══ GIVEN INFORMATION

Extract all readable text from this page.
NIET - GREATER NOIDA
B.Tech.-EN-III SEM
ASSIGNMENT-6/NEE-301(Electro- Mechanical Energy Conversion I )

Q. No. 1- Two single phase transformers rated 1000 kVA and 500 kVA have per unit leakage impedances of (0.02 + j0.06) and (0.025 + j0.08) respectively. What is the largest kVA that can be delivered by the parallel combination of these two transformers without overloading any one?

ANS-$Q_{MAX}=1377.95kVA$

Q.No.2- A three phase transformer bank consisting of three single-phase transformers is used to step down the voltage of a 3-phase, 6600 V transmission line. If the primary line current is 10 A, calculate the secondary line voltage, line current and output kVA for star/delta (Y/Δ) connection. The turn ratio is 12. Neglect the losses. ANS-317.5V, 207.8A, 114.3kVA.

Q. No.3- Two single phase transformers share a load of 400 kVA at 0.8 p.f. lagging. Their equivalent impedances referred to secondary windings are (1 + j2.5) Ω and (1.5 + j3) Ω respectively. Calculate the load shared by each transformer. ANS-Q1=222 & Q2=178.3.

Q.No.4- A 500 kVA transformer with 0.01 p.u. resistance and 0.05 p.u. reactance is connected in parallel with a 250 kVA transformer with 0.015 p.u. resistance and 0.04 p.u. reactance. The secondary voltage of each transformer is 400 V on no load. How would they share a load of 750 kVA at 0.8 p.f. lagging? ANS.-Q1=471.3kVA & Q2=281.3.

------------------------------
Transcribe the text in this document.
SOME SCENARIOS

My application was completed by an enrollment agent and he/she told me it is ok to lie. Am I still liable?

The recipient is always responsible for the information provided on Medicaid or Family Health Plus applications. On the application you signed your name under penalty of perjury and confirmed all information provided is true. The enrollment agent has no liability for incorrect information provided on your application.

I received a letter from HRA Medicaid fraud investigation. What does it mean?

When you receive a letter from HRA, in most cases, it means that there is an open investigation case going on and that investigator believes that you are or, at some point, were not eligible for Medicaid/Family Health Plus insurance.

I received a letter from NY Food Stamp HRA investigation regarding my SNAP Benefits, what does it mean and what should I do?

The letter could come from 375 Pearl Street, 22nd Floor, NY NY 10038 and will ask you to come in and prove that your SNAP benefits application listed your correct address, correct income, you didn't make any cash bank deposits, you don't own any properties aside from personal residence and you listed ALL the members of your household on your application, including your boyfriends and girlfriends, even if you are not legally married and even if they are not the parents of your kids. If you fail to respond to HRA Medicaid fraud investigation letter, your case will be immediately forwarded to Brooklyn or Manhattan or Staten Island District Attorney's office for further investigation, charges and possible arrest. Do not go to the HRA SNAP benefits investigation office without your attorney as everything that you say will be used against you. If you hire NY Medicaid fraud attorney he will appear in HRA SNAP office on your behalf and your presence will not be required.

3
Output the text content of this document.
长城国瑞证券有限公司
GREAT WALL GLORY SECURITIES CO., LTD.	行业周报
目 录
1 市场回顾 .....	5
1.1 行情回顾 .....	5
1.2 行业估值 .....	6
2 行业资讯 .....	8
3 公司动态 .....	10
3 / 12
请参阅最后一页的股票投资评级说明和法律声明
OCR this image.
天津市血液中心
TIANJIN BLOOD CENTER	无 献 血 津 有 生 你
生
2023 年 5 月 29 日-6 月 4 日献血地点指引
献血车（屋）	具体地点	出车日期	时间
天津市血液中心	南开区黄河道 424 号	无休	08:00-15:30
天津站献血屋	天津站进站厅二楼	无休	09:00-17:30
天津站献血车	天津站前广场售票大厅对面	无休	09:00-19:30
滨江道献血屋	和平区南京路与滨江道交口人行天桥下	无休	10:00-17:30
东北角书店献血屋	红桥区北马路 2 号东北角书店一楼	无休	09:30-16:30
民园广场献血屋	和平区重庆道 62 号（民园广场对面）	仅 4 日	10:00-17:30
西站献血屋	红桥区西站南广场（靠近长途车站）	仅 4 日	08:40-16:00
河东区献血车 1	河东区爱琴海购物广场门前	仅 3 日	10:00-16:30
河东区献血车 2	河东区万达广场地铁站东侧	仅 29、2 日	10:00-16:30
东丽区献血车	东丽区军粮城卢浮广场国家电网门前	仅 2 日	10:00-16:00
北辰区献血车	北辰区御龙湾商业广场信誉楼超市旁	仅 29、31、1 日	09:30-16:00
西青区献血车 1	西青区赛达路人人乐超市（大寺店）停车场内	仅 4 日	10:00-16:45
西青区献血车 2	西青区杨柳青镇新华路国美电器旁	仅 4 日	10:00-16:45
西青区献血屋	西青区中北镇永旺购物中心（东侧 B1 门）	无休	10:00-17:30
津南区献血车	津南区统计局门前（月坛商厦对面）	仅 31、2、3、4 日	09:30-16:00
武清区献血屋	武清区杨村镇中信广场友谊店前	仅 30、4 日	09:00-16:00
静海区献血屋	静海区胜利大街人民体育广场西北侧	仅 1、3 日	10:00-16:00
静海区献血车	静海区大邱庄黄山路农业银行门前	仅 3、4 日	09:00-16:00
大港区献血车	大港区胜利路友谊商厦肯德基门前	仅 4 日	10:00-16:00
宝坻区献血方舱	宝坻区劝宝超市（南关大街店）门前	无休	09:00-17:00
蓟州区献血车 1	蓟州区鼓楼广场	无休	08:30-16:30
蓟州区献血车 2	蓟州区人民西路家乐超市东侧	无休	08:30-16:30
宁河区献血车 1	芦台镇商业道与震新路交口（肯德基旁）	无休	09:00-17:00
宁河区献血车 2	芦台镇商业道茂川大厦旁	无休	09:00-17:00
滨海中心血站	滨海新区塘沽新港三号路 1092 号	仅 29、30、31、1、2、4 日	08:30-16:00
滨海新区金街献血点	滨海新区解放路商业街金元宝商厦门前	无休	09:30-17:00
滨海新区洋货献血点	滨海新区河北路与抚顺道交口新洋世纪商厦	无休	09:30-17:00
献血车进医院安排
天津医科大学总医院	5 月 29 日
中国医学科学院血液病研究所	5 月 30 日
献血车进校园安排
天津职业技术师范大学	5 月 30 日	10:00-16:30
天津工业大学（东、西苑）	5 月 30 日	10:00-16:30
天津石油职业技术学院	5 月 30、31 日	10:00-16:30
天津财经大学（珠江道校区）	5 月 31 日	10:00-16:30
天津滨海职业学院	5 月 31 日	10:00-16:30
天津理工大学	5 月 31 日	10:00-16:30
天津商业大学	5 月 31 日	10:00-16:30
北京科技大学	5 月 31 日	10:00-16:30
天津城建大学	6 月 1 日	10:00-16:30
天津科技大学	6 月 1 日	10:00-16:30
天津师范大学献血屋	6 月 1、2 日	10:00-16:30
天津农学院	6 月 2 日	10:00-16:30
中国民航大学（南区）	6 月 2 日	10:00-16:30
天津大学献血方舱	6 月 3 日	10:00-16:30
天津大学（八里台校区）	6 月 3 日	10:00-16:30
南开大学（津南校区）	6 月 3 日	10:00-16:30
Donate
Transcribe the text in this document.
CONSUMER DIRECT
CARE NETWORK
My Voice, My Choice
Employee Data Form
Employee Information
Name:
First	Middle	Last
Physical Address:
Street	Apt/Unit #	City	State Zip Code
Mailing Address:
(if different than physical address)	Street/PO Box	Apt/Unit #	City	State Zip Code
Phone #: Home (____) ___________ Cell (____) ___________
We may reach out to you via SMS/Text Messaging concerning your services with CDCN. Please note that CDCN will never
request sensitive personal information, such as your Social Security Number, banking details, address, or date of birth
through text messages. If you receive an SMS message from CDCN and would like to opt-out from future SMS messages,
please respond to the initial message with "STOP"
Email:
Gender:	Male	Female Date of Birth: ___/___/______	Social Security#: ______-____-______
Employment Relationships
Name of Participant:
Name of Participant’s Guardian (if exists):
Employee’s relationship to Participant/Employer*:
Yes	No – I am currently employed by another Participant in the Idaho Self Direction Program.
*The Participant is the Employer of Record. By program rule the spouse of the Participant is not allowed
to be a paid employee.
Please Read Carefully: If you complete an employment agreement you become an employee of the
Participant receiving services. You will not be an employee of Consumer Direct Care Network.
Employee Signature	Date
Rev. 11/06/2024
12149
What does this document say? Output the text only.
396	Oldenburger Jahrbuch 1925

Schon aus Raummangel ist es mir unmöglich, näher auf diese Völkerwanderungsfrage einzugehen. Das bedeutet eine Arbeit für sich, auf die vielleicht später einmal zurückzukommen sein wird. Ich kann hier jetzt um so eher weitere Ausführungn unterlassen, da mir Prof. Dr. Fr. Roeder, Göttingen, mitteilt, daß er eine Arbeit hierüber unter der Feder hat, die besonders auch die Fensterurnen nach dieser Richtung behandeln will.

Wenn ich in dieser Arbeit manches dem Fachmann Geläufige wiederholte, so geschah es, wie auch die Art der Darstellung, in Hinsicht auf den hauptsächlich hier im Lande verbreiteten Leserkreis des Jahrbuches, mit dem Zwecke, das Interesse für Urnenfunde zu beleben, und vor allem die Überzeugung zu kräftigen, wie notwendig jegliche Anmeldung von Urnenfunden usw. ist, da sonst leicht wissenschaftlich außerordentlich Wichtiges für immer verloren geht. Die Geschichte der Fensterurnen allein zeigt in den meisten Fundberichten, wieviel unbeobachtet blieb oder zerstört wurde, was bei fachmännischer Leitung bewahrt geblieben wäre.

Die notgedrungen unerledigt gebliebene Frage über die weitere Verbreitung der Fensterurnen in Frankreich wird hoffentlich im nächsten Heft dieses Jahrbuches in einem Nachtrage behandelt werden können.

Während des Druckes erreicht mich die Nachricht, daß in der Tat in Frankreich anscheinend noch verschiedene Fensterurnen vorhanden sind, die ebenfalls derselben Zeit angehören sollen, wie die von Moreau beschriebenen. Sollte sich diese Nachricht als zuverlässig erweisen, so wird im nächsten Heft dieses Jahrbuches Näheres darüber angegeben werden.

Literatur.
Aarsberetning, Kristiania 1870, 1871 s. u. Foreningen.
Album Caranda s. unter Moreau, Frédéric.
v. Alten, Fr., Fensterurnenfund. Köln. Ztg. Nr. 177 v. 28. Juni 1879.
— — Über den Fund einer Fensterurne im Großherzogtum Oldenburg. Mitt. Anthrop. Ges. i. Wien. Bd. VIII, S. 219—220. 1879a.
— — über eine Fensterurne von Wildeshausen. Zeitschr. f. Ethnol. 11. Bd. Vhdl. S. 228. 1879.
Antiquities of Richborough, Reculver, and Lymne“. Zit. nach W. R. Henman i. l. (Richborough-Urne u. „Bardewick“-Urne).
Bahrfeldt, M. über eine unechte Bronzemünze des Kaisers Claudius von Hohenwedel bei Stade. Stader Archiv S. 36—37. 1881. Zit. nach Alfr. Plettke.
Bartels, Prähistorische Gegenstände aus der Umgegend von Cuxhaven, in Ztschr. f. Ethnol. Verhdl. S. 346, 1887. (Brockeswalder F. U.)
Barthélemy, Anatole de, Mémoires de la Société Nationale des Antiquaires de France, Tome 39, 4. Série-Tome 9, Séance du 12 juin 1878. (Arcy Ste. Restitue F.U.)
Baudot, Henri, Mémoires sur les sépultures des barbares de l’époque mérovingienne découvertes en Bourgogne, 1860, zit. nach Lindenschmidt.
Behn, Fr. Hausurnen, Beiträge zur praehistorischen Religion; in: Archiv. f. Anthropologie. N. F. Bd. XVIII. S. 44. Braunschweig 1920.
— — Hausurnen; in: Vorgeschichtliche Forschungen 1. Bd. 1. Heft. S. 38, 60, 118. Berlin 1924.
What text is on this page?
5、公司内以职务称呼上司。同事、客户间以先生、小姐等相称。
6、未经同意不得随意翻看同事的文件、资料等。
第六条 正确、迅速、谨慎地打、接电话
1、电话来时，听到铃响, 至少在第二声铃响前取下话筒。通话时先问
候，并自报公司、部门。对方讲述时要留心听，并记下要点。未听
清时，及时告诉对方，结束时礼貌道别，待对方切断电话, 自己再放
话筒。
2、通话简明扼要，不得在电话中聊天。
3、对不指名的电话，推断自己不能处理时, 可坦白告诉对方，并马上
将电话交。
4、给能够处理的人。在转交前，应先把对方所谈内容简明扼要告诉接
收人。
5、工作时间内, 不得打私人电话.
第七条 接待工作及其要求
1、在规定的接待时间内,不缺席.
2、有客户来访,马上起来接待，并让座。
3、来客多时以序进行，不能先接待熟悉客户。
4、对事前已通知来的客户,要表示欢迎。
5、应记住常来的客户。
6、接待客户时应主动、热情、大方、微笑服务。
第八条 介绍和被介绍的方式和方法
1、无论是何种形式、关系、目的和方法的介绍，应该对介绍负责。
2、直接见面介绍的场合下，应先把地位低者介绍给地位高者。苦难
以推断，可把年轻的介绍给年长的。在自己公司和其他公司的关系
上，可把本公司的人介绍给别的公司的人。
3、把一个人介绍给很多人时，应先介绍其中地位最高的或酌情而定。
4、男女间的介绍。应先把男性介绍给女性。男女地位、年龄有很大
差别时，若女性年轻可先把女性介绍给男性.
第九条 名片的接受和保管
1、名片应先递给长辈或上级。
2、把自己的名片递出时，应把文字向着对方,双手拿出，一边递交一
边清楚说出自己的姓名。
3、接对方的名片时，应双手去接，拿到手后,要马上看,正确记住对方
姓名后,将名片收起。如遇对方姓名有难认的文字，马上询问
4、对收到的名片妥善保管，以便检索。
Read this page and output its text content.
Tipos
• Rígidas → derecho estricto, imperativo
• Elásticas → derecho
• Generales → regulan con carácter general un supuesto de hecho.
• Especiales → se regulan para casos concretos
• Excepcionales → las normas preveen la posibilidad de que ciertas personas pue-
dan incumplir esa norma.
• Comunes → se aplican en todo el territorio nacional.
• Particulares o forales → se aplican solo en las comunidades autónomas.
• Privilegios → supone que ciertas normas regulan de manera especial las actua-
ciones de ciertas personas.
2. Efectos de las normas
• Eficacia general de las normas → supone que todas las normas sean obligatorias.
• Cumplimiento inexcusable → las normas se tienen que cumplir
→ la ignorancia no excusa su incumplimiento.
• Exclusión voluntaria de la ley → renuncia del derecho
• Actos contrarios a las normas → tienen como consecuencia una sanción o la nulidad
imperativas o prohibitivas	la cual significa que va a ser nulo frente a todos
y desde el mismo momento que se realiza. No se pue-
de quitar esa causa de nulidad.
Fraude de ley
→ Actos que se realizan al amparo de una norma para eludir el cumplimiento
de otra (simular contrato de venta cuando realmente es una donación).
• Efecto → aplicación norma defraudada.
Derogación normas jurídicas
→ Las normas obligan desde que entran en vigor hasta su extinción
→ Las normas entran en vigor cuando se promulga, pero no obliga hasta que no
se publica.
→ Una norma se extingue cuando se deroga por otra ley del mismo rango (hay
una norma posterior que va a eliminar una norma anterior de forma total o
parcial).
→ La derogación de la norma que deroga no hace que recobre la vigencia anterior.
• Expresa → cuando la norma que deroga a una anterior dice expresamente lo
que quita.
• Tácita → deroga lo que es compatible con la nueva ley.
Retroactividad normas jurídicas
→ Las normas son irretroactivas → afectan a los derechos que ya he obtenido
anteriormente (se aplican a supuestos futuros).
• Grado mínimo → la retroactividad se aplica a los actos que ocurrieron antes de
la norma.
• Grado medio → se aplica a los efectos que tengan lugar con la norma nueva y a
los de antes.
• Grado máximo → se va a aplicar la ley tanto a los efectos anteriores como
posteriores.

════

Please list every line of the records that contains "regulan".

• Generales → regulan con carácter general un supuesto de hecho.
• Especiales → se regulan para casos concretos
• Privilegios → supone que ciertas normas regulan de manera especial las actua-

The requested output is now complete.